** BEGIN Data provided **
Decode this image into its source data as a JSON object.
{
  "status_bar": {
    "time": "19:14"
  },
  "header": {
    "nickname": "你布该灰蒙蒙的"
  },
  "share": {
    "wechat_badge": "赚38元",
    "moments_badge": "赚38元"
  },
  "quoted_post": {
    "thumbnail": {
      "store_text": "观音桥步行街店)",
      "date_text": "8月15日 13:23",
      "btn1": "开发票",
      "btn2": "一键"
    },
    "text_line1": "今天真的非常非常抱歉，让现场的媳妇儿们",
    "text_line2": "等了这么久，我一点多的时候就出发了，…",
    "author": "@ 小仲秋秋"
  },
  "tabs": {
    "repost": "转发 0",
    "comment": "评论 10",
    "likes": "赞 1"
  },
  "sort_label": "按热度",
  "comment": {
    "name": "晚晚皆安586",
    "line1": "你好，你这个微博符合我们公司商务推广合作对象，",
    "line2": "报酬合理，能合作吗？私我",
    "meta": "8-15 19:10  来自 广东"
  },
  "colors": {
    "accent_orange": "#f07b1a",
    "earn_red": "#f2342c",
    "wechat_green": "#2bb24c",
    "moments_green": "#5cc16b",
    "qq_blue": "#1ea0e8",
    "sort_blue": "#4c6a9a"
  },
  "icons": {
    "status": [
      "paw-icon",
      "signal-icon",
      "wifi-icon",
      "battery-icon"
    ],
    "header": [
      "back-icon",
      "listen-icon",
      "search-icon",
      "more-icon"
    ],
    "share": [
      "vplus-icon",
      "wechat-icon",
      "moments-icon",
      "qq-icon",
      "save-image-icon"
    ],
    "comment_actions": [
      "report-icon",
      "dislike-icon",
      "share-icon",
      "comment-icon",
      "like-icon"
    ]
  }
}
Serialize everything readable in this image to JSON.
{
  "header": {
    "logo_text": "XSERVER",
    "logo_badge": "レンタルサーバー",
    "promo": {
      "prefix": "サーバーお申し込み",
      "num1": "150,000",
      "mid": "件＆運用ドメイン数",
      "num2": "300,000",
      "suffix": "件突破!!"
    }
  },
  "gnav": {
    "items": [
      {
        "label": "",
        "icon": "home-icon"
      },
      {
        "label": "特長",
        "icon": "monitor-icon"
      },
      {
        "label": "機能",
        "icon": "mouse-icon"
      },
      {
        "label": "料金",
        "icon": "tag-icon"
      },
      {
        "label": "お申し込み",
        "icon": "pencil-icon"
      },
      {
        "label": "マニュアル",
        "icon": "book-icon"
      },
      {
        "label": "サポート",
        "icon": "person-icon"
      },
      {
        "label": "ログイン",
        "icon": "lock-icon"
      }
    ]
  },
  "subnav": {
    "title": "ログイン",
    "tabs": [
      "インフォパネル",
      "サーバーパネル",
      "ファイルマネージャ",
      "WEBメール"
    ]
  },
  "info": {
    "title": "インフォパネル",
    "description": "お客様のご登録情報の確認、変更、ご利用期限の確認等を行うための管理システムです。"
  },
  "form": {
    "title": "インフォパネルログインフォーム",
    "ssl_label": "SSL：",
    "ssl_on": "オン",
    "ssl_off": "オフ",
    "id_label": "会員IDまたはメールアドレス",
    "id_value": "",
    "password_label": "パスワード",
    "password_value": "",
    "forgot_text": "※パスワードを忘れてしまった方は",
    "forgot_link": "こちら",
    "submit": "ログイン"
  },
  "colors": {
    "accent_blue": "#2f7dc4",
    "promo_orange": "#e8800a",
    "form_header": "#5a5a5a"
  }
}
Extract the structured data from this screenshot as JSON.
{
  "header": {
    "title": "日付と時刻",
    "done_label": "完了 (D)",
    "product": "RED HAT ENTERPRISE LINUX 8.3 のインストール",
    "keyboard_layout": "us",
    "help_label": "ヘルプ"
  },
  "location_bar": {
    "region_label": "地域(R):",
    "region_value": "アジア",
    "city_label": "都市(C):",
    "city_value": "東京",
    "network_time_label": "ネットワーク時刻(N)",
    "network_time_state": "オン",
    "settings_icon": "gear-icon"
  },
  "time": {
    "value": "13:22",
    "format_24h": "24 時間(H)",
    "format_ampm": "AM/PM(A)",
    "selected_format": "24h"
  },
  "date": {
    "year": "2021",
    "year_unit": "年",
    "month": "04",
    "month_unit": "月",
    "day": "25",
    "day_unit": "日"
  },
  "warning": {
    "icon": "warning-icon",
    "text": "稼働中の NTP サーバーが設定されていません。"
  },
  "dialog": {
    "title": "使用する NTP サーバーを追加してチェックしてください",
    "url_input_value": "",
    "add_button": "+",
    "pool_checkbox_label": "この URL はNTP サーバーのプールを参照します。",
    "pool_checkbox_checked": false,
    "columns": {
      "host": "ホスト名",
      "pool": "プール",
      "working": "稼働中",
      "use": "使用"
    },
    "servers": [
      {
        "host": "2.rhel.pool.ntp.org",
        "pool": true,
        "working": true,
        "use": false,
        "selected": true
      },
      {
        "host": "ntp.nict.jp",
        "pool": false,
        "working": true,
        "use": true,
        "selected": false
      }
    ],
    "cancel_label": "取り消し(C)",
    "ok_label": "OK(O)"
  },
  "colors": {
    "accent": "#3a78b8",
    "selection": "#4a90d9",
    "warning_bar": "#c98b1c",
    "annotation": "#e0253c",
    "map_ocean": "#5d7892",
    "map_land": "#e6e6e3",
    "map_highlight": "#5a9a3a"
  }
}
** END Data provided **
**Goal:**
Please set down all the data word for word.

**Worked solution:**
Decode this image into its source data as a JSON object.
{
  "status_bar": {
    "time": "19:14"
  },
  "header": {
    "nickname": "你布该灰蒙蒙的"
  },
  "share": {
    "wechat_badge": "赚38元",
    "moments_badge": "赚38元"
  },
  "quoted_post": {
    "thumbnail": {
      "store_text": "观音桥步行街店)",
      "date_text": "8月15日 13:23",
      "btn1": "开发票",
      "btn2": "一键"
    },
    "text_line1": "今天真的非常非常抱歉，让现场的媳妇儿们",
    "text_line2": "等了这么久，我一点多的时候就出发了，…",
    "author": "@ 小仲秋秋"
  },
  "tabs": {
    "repost": "转发 0",
    "comment": "评论 10",
    "likes": "赞 1"
  },
  "sort_label": "按热度",
  "comment": {
    "name": "晚晚皆安586",
    "line1": "你好，你这个微博符合我们公司商务推广合作对象，",
    "line2": "报酬合理，能合作吗？私我",
    "meta": "8-15 19:10  来自 广东"
  },
  "colors": {
    "accent_orange": "#f07b1a",
    "earn_red": "#f2342c",
    "wechat_green": "#2bb24c",
    "moments_green": "#5cc16b",
    "qq_blue": "#1ea0e8",
    "sort_blue": "#4c6a9a"
  },
  "icons": {
    "status": [
      "paw-icon",
      "signal-icon",
      "wifi-icon",
      "battery-icon"
    ],
    "header": [
      "back-icon",
      "listen-icon",
      "search-icon",
      "more-icon"
    ],
    "share": [
      "vplus-icon",
      "wechat-icon",
      "moments-icon",
      "qq-icon",
      "save-image-icon"
    ],
    "comment_actions": [
      "report-icon",
      "dislike-icon",
      "share-icon",
      "comment-icon",
      "like-icon"
    ]
  }
}
Serialize everything readable in this image to JSON.
{
  "header": {
    "logo_text": "XSERVER",
    "logo_badge": "レンタルサーバー",
    "promo": {
      "prefix": "サーバーお申し込み",
      "num1": "150,000",
      "mid": "件＆運用ドメイン数",
      "num2": "300,000",
      "suffix": "件突破!!"
    }
  },
  "gnav": {
    "items": [
      {
        "label": "",
        "icon": "home-icon"
      },
      {
        "label": "特長",
        "icon": "monitor-icon"
      },
      {
        "label": "機能",
        "icon": "mouse-icon"
      },
      {
        "label": "料金",
        "icon": "tag-icon"
      },
      {
        "label": "お申し込み",
        "icon": "pencil-icon"
      },
      {
        "label": "マニュアル",
        "icon": "book-icon"
      },
      {
        "label": "サポート",
        "icon": "person-icon"
      },
      {
        "label": "ログイン",
        "icon": "lock-icon"
      }
    ]
  },
  "subnav": {
    "title": "ログイン",
    "tabs": [
      "インフォパネル",
      "サーバーパネル",
      "ファイルマネージャ",
      "WEBメール"
    ]
  },
  "info": {
    "title": "インフォパネル",
    "description": "お客様のご登録情報の確認、変更、ご利用期限の確認等を行うための管理システムです。"
  },
  "form": {
    "title": "インフォパネルログインフォーム",
    "ssl_label": "SSL：",
    "ssl_on": "オン",
    "ssl_off": "オフ",
    "id_label": "会員IDまたはメールアドレス",
    "id_value": "",
    "password_label": "パスワード",
    "password_value": "",
    "forgot_text": "※パスワードを忘れてしまった方は",
    "forgot_link": "こちら",
    "submit": "ログイン"
  },
  "colors": {
    "accent_blue": "#2f7dc4",
    "promo_orange": "#e8800a",
    "form_header": "#5a5a5a"
  }
}
Extract the structured data from this screenshot as JSON.
{
  "header": {
    "title": "日付と時刻",
    "done_label": "完了 (D)",
    "product": "RED HAT ENTERPRISE LINUX 8.3 のインストール",
    "keyboard_layout": "us",
    "help_label": "ヘルプ"
  },
  "location_bar": {
    "region_label": "地域(R):",
    "region_value": "アジア",
    "city_label": "都市(C):",
    "city_value": "東京",
    "network_time_label": "ネットワーク時刻(N)",
    "network_time_state": "オン",
    "settings_icon": "gear-icon"
  },
  "time": {
    "value": "13:22",
    "format_24h": "24 時間(H)",
    "format_ampm": "AM/PM(A)",
    "selected_format": "24h"
  },
  "date": {
    "year": "2021",
    "year_unit": "年",
    "month": "04",
    "month_unit": "月",
    "day": "25",
    "day_unit": "日"
  },
  "warning": {
    "icon": "warning-icon",
    "text": "稼働中の NTP サーバーが設定されていません。"
  },
  "dialog": {
    "title": "使用する NTP サーバーを追加してチェックしてください",
    "url_input_value": "",
    "add_button": "+",
    "pool_checkbox_label": "この URL はNTP サーバーのプールを参照します。",
    "pool_checkbox_checked": false,
    "columns": {
      "host": "ホスト名",
      "pool": "プール",
      "working": "稼働中",
      "use": "使用"
    },
    "servers": [
      {
        "host": "2.rhel.pool.ntp.org",
        "pool": true,
        "working": true,
        "use": false,
        "selected": true
      },
      {
        "host": "ntp.nict.jp",
        "pool": false,
        "working": true,
        "use": true,
        "selected": false
      }
    ],
    "cancel_label": "取り消し(C)",
    "ok_label": "OK(O)"
  },
  "colors": {
    "accent": "#3a78b8",
    "selection": "#4a90d9",
    "warning_bar": "#c98b1c",
    "annotation": "#e0253c",
    "map_ocean": "#5d7892",
    "map_land": "#e6e6e3",
    "map_highlight": "#5a9a3a"
  }
}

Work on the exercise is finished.